The PGA Championship was held at Fresh Meadow Country Club in 1930, and the U.S. Open was held at the course in 1932. In 1937, the golf course hosted a charity game between John Montague, Babe Ruth, Babe Didrikson, and Sylvania Annenberg, a game that was watched by 10,000 fans, some of whom rushed the golf course and left Babe Ruth's shirt in tatters.
Fresh Meadows housing and retail development
In February 1946, the golf course's land was sold to New York Life Insurance Company for $1,075,000, equivalent to $14,300,000 in 2020, in order to build a housing complex on the land. The Gross-Morton Company had also made an offer to buy the land, but it was not accepted. The New York Life Insurance Company chose Ralph Thomas Walker as the chief designer, and it signed a contract with the George A. Fuller Company, which had built the Flat Iron Building, to construct the apartment buildings. Construction cost the New York Life Insurance Company $35,000,000, equivalent to $464,000,000 in 2020.
New York Life Insurance Company donated land on 69th Avenue at 195th Street to the city so it could build a school. In 1947, the New York City Board of Education awarded contracts of over $1,800,000, equivalent to $20,900,000 in 2020, to construct P.S. 26, an elementary school with a capacity of 1,494 students. On April 21, 1947, ground was broken for the school's construction. The school, P.S. 26, also known as the Rufus King School, opened in February 1949. P.S. 173 opened soon afterwards, in September 1949, at 69th Avenue and Fresh Meadows Lane. P.S. 173 was originally supposed to be built on the site of Utopia Playground one block west, but the school had been relocated due to opposition from Robert Moses, the New York City parks commissioner.
The first twenty families moved into the Fresh Meadows Housing Development on September 2, 1947. As a result of housing segregation, New York Life Insurance Company did not allow black individuals to live in the Fresh Meadows Housing Development. It was also built to house local World War II veterans. The complex and its eponymous shopping center were among the first in the United States designed primarily to accommodate automobile traffic rather than pedestrian traffic. Apartment rents were between $74 and $108 per month, which included gas and electricity. In 1949, architectural critic Lewis Mumford described the Fresh Meadows housing complex as "perhaps the most positive and exhilarating example of large-scale community planning in this country." The construction of the final residential building, a 20-story apartment building at 67th Avenue and 192nd Street, was completed and ready for occupancy in May 1962. At the time the building's construction ended, 11,000 people were living in the Fresh Meadows Housing Development.
New York Life Insurance Company built a 12-acre shopping center on 188th Street at Horace Harding Expressway. The shopping center was planned to include a Bloomingdale's, a movie theater, Canterbury Shops clothing store, Mary Lewis, Ormond Hosiery Shop, Woolworth's, Miles Shows, Buster Brown children's shoes, Selby women's shoes, Food Fair, a Horn & Hardart automat, Whelan's Drugs, Fanny Farmer, Union News, Womrath's Book Shop, Barrett Nephews dry cleaners, and Harris Brothers delicatessen, a Bank of Manhattan, a Jamaica Savings Bank, and a post office. Bloomingdale's opened on May 24, 1949. Century Meadows Theatre opened November 1949. In 1973, Bloomingdale's added a three-level extension to the store, on what had been a pedestrian plaza. Five 36-year-old oak trees were uprooted to construct the extension, to the dismay of nearby residents.

**Work to complete**. Rewrite the part of the Fresh Meadows text that opens with "New York Life Insurance Company donated" and closes with "City parks commissioner.", renaming "Utopia Playground" to "Utopia Park" throughout.

**Supplied data**.

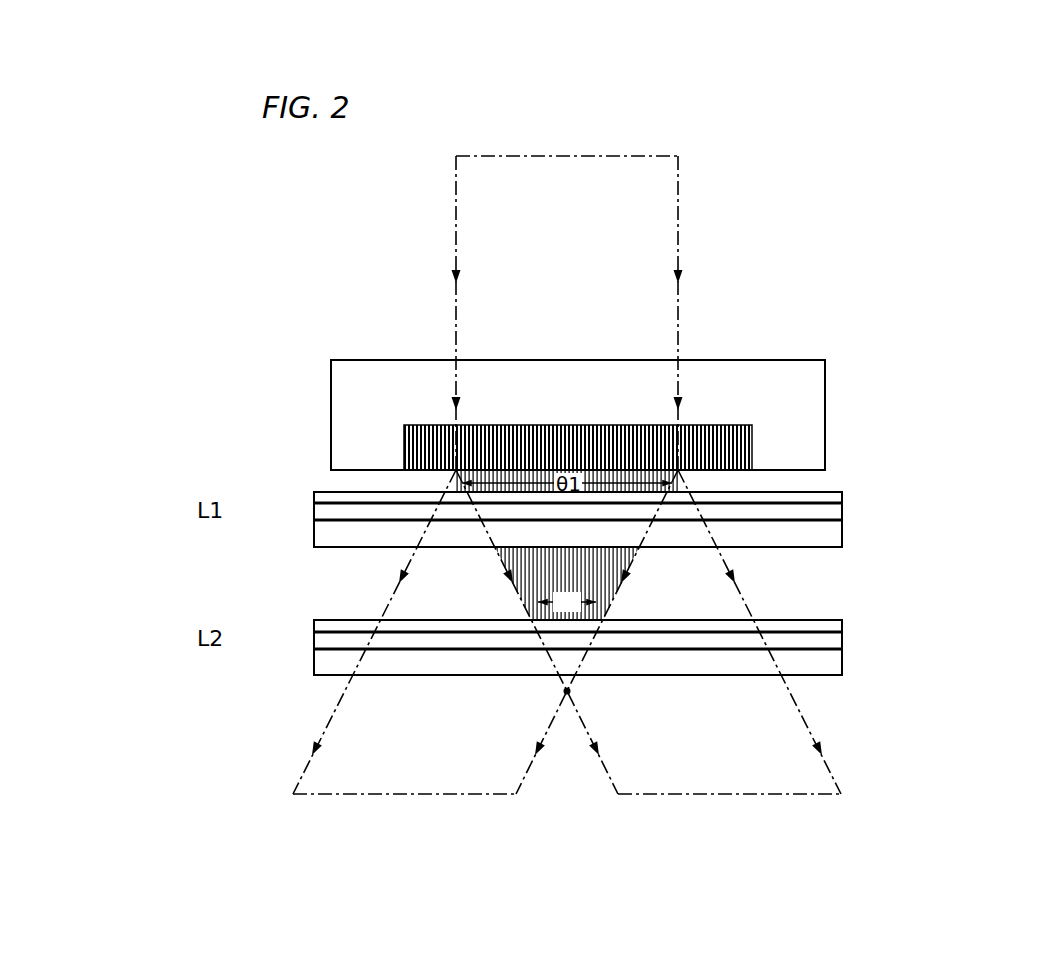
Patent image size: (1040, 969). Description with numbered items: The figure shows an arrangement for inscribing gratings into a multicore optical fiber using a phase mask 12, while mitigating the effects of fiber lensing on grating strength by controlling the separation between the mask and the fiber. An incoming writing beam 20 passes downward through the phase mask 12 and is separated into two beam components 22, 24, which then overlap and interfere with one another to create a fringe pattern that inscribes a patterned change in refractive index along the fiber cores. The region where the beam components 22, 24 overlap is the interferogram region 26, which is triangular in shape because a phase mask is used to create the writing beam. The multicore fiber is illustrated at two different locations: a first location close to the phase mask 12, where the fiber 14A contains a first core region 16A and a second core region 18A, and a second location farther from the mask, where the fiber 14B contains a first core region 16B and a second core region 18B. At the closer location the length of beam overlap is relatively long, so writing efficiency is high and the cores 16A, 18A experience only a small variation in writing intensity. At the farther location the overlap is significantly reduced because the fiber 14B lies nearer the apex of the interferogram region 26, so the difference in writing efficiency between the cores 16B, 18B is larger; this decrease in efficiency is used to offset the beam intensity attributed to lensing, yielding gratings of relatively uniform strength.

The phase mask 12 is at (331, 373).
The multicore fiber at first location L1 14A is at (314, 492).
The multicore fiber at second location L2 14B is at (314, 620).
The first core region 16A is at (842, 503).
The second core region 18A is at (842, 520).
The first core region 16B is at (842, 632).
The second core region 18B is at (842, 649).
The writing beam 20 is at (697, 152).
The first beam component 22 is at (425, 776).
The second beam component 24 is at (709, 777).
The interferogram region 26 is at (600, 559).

...

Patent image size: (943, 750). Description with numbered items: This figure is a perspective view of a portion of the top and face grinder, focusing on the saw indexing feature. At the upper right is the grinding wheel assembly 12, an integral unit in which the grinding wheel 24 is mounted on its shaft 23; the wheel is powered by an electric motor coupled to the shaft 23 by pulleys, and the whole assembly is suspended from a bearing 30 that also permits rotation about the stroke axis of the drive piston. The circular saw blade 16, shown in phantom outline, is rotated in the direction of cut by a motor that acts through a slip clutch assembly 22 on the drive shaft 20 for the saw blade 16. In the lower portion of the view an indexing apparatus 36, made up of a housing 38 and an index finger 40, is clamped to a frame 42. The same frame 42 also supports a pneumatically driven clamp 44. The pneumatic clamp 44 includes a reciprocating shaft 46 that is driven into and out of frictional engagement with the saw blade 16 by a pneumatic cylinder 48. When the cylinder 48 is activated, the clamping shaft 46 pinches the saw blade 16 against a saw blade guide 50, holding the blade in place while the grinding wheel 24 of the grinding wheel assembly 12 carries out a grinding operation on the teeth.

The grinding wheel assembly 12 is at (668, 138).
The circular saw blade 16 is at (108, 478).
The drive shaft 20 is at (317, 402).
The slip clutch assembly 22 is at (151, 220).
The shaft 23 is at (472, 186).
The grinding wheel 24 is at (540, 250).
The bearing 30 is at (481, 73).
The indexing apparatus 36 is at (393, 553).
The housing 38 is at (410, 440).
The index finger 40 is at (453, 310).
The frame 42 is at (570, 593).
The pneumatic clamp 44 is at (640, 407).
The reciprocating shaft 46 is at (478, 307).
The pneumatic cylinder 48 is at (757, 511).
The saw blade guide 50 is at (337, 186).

**Worked answer**.
New York Life Insurance Company donated land on 69th Avenue at 195th Street to the city so it could build a school. In 1947, the New York City Board of Education awarded contracts of over $1,800,000, equivalent to $20,900,000 in 2020, to construct P.S. 26, an elementary school with a capacity of 1,494 students. On April 21, 1947, ground was broken for the school's construction. The school, P.S. 26, also known as the Rufus King School, opened in February 1949. P.S. 173 opened soon afterwards, in September 1949, at 69th Avenue and Fresh Meadows Lane. P.S. 173 was originally supposed to be built on the site of Utopia Park one block west, but the school had been relocated due to opposition from Robert Moses, the New York City parks commissioner.